* What you need to do
All entries must be repeated exactly; do not include the pictures.

* Entries supplied
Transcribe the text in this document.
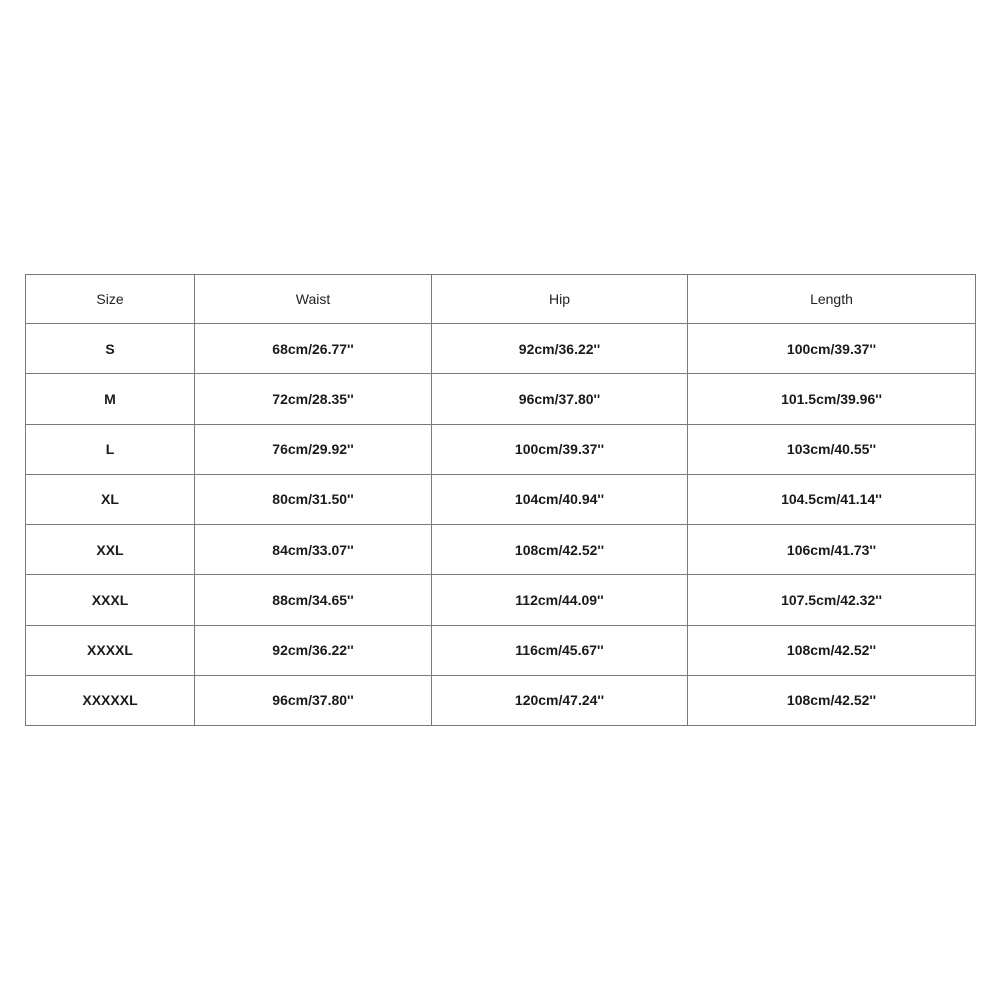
Size	Waist	Hip	Length
S	68cm/26.77''	92cm/36.22''	100cm/39.37''
M	72cm/28.35''	96cm/37.80''	101.5cm/39.96''
L	76cm/29.92''	100cm/39.37''	103cm/40.55''
XL	80cm/31.50''	104cm/40.94''	104.5cm/41.14''
XXL	84cm/33.07''	108cm/42.52''	106cm/41.73''
XXXL	88cm/34.65''	112cm/44.09''	107.5cm/42.32''
XXXXL	92cm/36.22''	116cm/45.67''	108cm/42.52''
XXXXXL	96cm/37.80''	120cm/47.24''	108cm/42.52''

* Correct output
Transcribe the text in this document.
Size	Waist	Hip	Length
S	68cm/26.77''	92cm/36.22''	100cm/39.37''
M	72cm/28.35''	96cm/37.80''	101.5cm/39.96''
L	76cm/29.92''	100cm/39.37''	103cm/40.55''
XL	80cm/31.50''	104cm/40.94''	104.5cm/41.14''
XXL	84cm/33.07''	108cm/42.52''	106cm/41.73''
XXXL	88cm/34.65''	112cm/44.09''	107.5cm/42.32''
XXXXL	92cm/36.22''	116cm/45.67''	108cm/42.52''
XXXXXL	96cm/37.80''	120cm/47.24''	108cm/42.52''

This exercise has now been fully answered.